*DIRECTION:*
Identify every line in the records below that contains the word "avatar", and copy each of those lines.

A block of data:

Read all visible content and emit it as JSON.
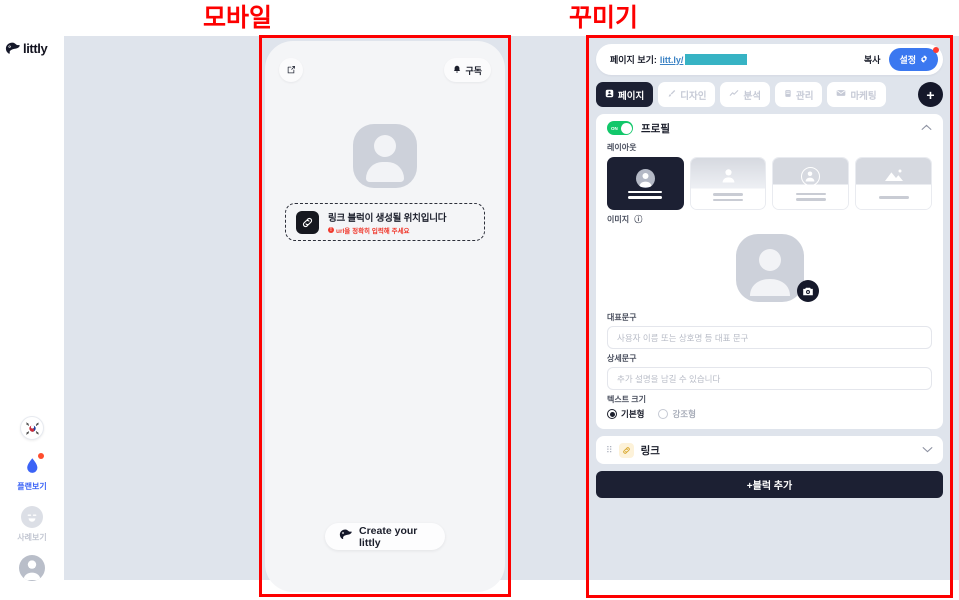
{
  "annotations": {
    "mobile": "모바일",
    "decorate": "꾸미기"
  },
  "brand": {
    "logo_text": "littly",
    "logo_icon": "bird-logo-icon"
  },
  "rail": {
    "items": [
      {
        "label": "",
        "icon": "korea-flag-icon",
        "state": "default"
      },
      {
        "label": "플랜보기",
        "icon": "water-drop-icon",
        "state": "active"
      },
      {
        "label": "사례보기",
        "icon": "smiley-face-icon",
        "state": "dim"
      },
      {
        "label": "",
        "icon": "user-avatar-icon",
        "state": "default"
      }
    ]
  },
  "phone_preview": {
    "share_icon": "external-link-icon",
    "subscribe_label": "구독",
    "subscribe_icon": "bell-icon",
    "avatar_icon": "user-avatar-icon",
    "link_placeholder": {
      "icon": "link-chain-icon",
      "title": "링크 블럭이 생성될 위치입니다",
      "error": "url을 정확히 입력해 주세요",
      "error_icon": "error-exclamation-icon"
    },
    "footer_button": {
      "label": "Create your littly",
      "icon": "bird-logo-icon"
    }
  },
  "editor": {
    "url_bar": {
      "prefix": "페이지 보기:",
      "link": "litt.ly/",
      "redacted": true,
      "copy_label": "복사",
      "settings_label": "설정",
      "settings_icon": "gear-icon",
      "has_notification_dot": true
    },
    "tabs": [
      {
        "label": "페이지",
        "icon": "page-icon",
        "active": true
      },
      {
        "label": "디자인",
        "icon": "brush-icon",
        "active": false
      },
      {
        "label": "분석",
        "icon": "chart-icon",
        "active": false
      },
      {
        "label": "관리",
        "icon": "clipboard-icon",
        "active": false
      },
      {
        "label": "마케팅",
        "icon": "megaphone-icon",
        "active": false
      }
    ],
    "add_button_label": "+",
    "profile_section": {
      "title": "프로필",
      "toggle_on": true,
      "toggle_label": "ON",
      "collapse_icon": "chevron-up-icon",
      "layout_label": "레이아웃",
      "layouts": [
        {
          "name": "centered-avatar",
          "selected": true
        },
        {
          "name": "small-avatar",
          "selected": false
        },
        {
          "name": "outline-avatar",
          "selected": false
        },
        {
          "name": "cover-image",
          "selected": false
        }
      ],
      "image_label": "이미지",
      "image_info_icon": "info-icon",
      "image_camera_icon": "camera-icon",
      "headline_label": "대표문구",
      "headline_placeholder": "사용자 이름 또는 상호명 등 대표 문구",
      "headline_value": "",
      "detail_label": "상세문구",
      "detail_placeholder": "추가 설명을 남길 수 있습니다",
      "detail_value": "",
      "text_size_label": "텍스트 크기",
      "text_size_options": [
        {
          "label": "기본형",
          "selected": true
        },
        {
          "label": "강조형",
          "selected": false
        }
      ]
    },
    "link_section": {
      "title": "링크",
      "grip_icon": "drag-handle-icon",
      "badge_icon": "link-chain-icon",
      "collapse_icon": "chevron-down-icon"
    },
    "add_block_label": "+블럭 추가"
  },
  "colors": {
    "canvas": "#dfe4ec",
    "dark": "#1c2033",
    "accent_blue": "#3b78f0",
    "green": "#12c76a",
    "red": "#fd0000",
    "error": "#f03a2e",
    "teal_redact": "#37b3c4"
  }
}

*SOLUTION TO THIS EXERCISE:*
        "icon": "user-avatar-icon",
    "avatar_icon": "user-avatar-icon",
          "name": "centered-avatar",
          "name": "small-avatar",
          "name": "outline-avatar",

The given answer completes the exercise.